> Request: Render every entry verbatim.
** begin Extracted data **
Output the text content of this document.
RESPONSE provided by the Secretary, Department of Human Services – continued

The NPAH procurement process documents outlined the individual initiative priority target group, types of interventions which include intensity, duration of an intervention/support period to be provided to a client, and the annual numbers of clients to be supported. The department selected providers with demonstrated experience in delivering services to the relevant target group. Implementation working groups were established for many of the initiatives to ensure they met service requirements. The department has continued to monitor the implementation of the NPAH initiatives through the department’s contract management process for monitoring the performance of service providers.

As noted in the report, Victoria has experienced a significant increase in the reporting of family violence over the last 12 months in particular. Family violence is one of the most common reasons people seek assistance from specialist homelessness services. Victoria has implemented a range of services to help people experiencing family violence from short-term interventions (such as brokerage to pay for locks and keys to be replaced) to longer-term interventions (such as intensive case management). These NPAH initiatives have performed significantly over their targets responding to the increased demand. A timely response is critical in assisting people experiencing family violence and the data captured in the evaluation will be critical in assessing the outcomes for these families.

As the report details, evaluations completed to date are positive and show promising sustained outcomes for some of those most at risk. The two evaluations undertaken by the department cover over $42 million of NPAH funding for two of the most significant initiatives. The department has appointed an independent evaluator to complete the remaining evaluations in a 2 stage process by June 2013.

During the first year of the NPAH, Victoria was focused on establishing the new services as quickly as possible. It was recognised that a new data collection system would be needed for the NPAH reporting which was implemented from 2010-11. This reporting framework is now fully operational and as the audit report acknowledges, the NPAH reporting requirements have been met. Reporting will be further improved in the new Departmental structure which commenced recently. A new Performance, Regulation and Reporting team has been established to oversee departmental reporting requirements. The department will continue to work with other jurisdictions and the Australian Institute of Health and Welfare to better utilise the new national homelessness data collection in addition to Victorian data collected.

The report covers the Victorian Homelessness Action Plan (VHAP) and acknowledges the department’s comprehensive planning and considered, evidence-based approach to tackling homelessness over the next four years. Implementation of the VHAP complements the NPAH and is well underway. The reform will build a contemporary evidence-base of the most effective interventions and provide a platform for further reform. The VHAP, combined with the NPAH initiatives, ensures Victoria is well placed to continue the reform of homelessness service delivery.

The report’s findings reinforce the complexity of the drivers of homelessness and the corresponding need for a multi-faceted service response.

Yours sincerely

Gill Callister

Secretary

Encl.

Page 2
** end Extracted data **
> Complete answer:
Output the text content of this document.
RESPONSE provided by the Secretary, Department of Human Services – continued

The NPAH procurement process documents outlined the individual initiative priority target group, types of interventions which include intensity, duration of an intervention/support period to be provided to a client, and the annual numbers of clients to be supported. The department selected providers with demonstrated experience in delivering services to the relevant target group. Implementation working groups were established for many of the initiatives to ensure they met service requirements. The department has continued to monitor the implementation of the NPAH initiatives through the department’s contract management process for monitoring the performance of service providers.

As noted in the report, Victoria has experienced a significant increase in the reporting of family violence over the last 12 months in particular. Family violence is one of the most common reasons people seek assistance from specialist homelessness services. Victoria has implemented a range of services to help people experiencing family violence from short-term interventions (such as brokerage to pay for locks and keys to be replaced) to longer-term interventions (such as intensive case management). These NPAH initiatives have performed significantly over their targets responding to the increased demand. A timely response is critical in assisting people experiencing family violence and the data captured in the evaluation will be critical in assessing the outcomes for these families.

As the report details, evaluations completed to date are positive and show promising sustained outcomes for some of those most at risk. The two evaluations undertaken by the department cover over $42 million of NPAH funding for two of the most significant initiatives. The department has appointed an independent evaluator to complete the remaining evaluations in a 2 stage process by June 2013.

During the first year of the NPAH, Victoria was focused on establishing the new services as quickly as possible. It was recognised that a new data collection system would be needed for the NPAH reporting which was implemented from 2010-11. This reporting framework is now fully operational and as the audit report acknowledges, the NPAH reporting requirements have been met. Reporting will be further improved in the new Departmental structure which commenced recently. A new Performance, Regulation and Reporting team has been established to oversee departmental reporting requirements. The department will continue to work with other jurisdictions and the Australian Institute of Health and Welfare to better utilise the new national homelessness data collection in addition to Victorian data collected.

The report covers the Victorian Homelessness Action Plan (VHAP) and acknowledges the department’s comprehensive planning and considered, evidence-based approach to tackling homelessness over the next four years. Implementation of the VHAP complements the NPAH and is well underway. The reform will build a contemporary evidence-base of the most effective interventions and provide a platform for further reform. The VHAP, combined with the NPAH initiatives, ensures Victoria is well placed to continue the reform of homelessness service delivery.

The report’s findings reinforce the complexity of the drivers of homelessness and the corresponding need for a multi-faceted service response.

Yours sincerely

Gill Callister

Secretary

Encl.

Page 2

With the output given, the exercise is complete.